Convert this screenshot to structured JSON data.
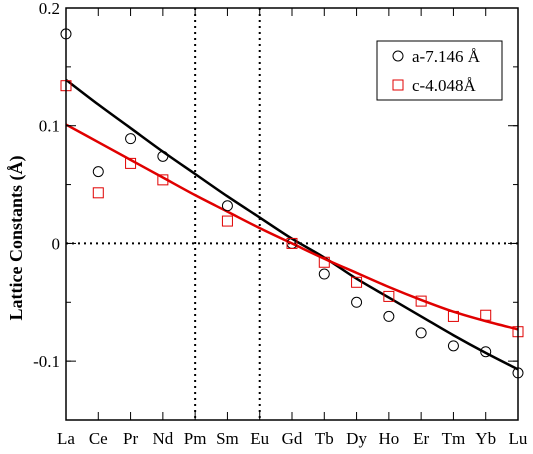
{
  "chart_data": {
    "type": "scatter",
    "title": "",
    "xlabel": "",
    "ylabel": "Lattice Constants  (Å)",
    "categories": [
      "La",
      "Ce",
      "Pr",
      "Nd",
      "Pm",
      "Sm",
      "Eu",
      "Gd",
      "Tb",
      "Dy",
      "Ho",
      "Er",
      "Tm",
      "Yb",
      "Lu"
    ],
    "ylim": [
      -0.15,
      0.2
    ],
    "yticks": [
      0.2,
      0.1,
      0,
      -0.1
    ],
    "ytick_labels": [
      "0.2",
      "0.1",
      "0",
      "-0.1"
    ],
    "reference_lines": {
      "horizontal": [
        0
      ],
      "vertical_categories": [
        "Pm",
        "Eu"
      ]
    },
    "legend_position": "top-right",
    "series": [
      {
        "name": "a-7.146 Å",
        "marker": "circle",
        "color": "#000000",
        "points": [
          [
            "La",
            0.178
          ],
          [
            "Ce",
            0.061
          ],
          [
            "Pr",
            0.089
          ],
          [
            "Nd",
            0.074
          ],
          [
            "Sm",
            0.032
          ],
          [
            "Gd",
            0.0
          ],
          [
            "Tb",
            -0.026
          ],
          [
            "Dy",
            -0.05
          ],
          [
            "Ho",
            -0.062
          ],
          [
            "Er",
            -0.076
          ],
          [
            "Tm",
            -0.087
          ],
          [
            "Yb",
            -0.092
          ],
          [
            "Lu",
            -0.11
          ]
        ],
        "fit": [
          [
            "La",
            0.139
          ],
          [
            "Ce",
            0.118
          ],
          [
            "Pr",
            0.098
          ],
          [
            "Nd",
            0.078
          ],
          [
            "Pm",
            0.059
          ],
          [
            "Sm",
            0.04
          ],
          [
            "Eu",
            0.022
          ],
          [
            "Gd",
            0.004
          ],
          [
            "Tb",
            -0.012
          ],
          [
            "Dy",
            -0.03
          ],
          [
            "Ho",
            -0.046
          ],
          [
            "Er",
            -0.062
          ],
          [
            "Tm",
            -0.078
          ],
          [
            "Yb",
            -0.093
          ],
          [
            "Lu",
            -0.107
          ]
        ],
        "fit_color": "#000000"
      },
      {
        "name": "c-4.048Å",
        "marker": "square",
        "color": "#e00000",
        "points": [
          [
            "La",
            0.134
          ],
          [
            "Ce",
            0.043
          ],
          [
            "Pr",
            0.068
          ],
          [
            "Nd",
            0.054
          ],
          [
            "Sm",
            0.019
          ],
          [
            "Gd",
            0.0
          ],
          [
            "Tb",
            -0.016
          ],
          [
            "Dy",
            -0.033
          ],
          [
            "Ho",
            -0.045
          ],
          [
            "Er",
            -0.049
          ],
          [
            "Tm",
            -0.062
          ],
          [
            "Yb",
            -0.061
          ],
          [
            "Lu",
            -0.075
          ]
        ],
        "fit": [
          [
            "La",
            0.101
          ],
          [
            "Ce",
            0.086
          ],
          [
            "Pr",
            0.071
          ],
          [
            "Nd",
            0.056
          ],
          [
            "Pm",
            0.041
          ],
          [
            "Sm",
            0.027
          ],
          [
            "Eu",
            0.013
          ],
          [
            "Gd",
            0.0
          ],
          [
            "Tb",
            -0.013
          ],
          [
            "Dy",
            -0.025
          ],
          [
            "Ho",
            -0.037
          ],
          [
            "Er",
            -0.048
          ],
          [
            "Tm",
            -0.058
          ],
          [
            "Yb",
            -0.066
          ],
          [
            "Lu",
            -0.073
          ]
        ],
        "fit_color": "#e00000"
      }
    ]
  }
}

--

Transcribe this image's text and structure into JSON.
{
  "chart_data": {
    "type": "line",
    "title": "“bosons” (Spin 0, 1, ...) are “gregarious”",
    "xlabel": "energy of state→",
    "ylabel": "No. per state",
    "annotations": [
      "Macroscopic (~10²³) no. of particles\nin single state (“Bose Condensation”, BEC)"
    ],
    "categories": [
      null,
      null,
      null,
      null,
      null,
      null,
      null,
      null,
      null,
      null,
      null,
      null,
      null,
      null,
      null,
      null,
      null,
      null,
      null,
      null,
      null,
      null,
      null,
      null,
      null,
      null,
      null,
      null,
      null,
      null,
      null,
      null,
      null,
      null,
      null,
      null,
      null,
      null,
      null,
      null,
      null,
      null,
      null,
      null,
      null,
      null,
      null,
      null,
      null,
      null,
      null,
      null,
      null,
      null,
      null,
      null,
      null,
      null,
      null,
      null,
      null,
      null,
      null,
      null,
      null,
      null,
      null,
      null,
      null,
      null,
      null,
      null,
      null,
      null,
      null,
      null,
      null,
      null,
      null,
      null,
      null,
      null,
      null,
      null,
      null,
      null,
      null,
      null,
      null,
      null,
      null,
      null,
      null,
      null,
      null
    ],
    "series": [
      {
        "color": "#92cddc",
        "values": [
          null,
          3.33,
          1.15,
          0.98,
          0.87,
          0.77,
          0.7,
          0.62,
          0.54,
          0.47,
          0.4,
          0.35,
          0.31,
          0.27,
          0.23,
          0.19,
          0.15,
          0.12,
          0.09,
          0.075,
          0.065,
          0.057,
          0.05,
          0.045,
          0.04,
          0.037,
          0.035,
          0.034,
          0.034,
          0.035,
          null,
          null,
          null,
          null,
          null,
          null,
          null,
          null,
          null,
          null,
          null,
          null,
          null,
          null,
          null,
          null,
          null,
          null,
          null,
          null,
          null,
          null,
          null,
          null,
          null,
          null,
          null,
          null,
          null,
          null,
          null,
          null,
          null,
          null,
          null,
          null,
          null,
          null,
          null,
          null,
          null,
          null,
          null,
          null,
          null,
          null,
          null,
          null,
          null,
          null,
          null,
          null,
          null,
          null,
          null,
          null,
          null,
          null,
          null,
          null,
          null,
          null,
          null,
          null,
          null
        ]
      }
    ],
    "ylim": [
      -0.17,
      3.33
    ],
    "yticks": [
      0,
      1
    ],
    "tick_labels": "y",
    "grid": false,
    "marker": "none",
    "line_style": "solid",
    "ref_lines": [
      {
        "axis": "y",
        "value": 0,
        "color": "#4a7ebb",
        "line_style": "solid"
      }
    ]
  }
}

■ Brief: From the data above, copy each line that has the string "this".

■ Full response:
Convert this screenshot to structured JSON data.
Transcribe this image's text and structure into JSON.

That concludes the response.